┌──

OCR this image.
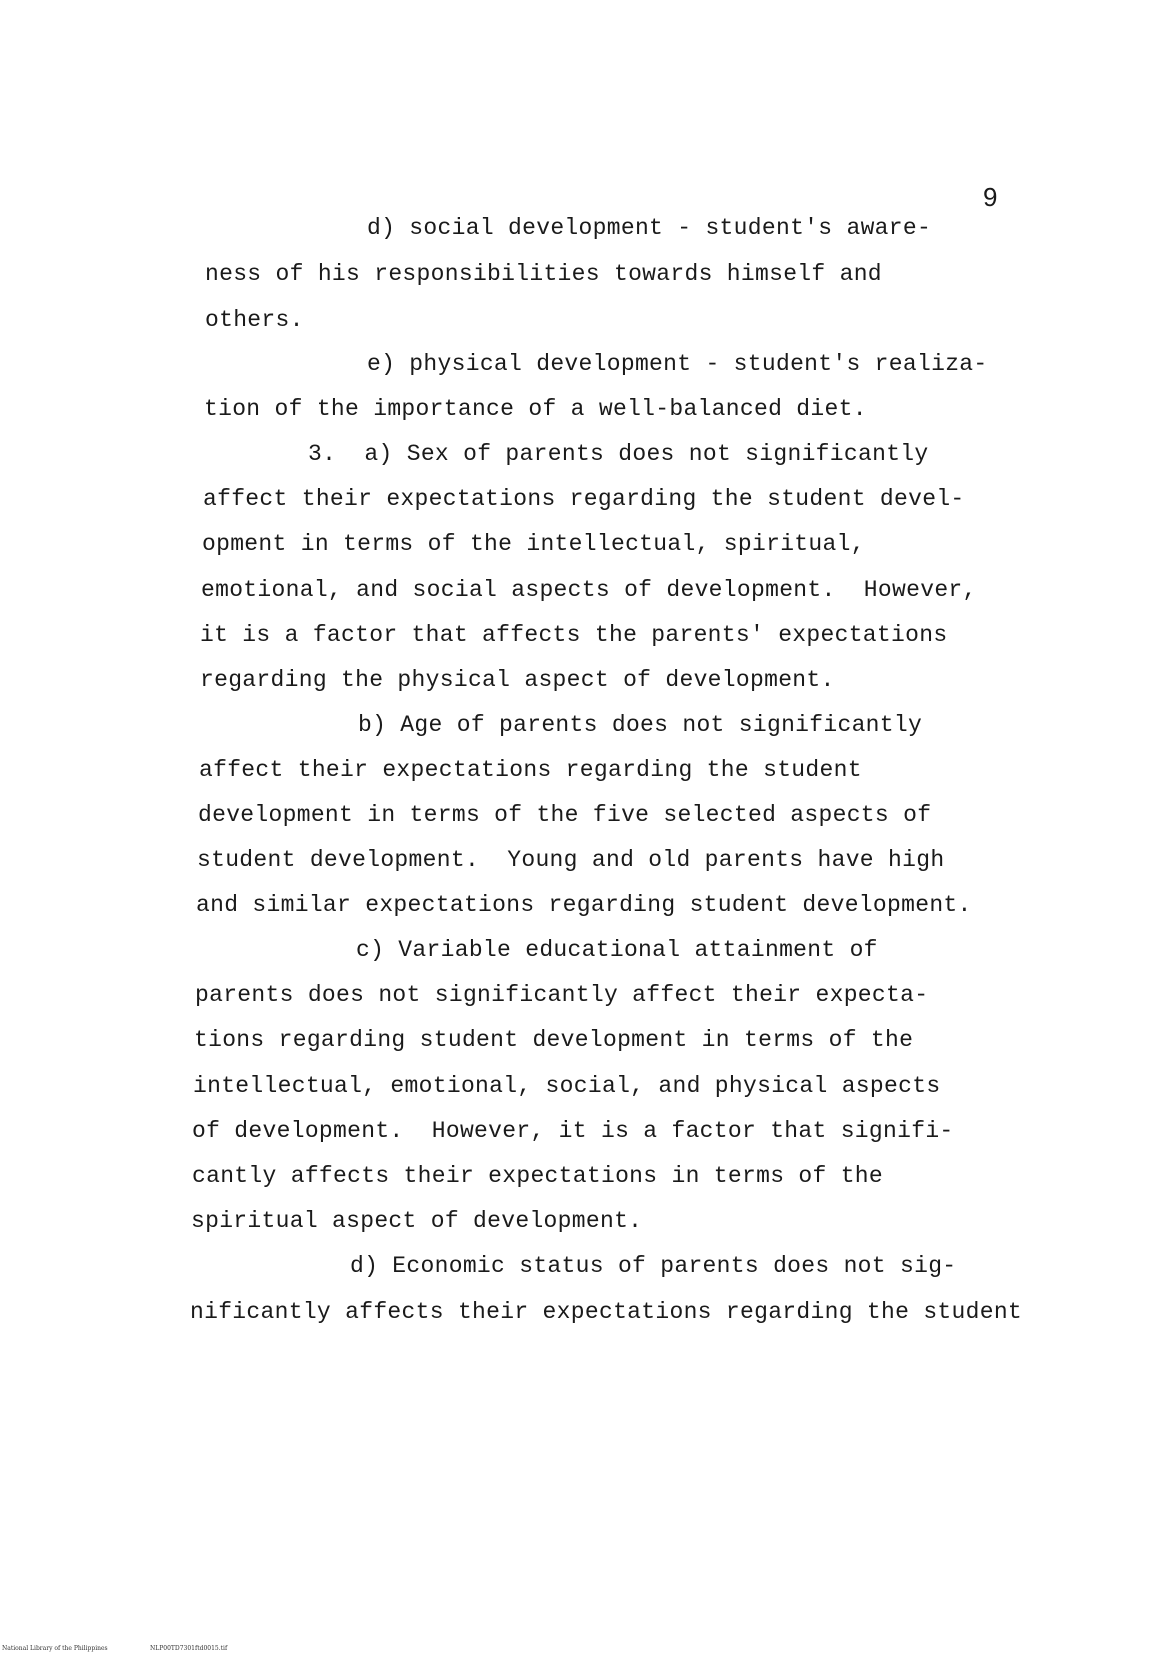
9
d) social development - student's aware-
ness of his responsibilities towards himself and
others.
e) physical development - student's realiza-
tion of the importance of a well-balanced diet.
3.  a) Sex of parents does not significantly
affect their expectations regarding the student devel-
opment in terms of the intellectual, spiritual,
emotional, and social aspects of development.  However,
it is a factor that affects the parents' expectations
regarding the physical aspect of development.
b) Age of parents does not significantly
affect their expectations regarding the student
development in terms of the five selected aspects of
student development.  Young and old parents have high
and similar expectations regarding student development.
c) Variable educational attainment of
parents does not significantly affect their expecta-
tions regarding student development in terms of the
intellectual, emotional, social, and physical aspects
of development.  However, it is a factor that signifi-
cantly affects their expectations in terms of the
spiritual aspect of development.
d) Economic status of parents does not sig-
nificantly affects their expectations regarding the student
National Library of the Philippines	NLP00TD7301ftd0015.tif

└──

Task description
In the material above, find each line that contains the word "spiritual", and select it.

Full answer
opment in terms of the intellectual, spiritual,
spiritual aspect of development.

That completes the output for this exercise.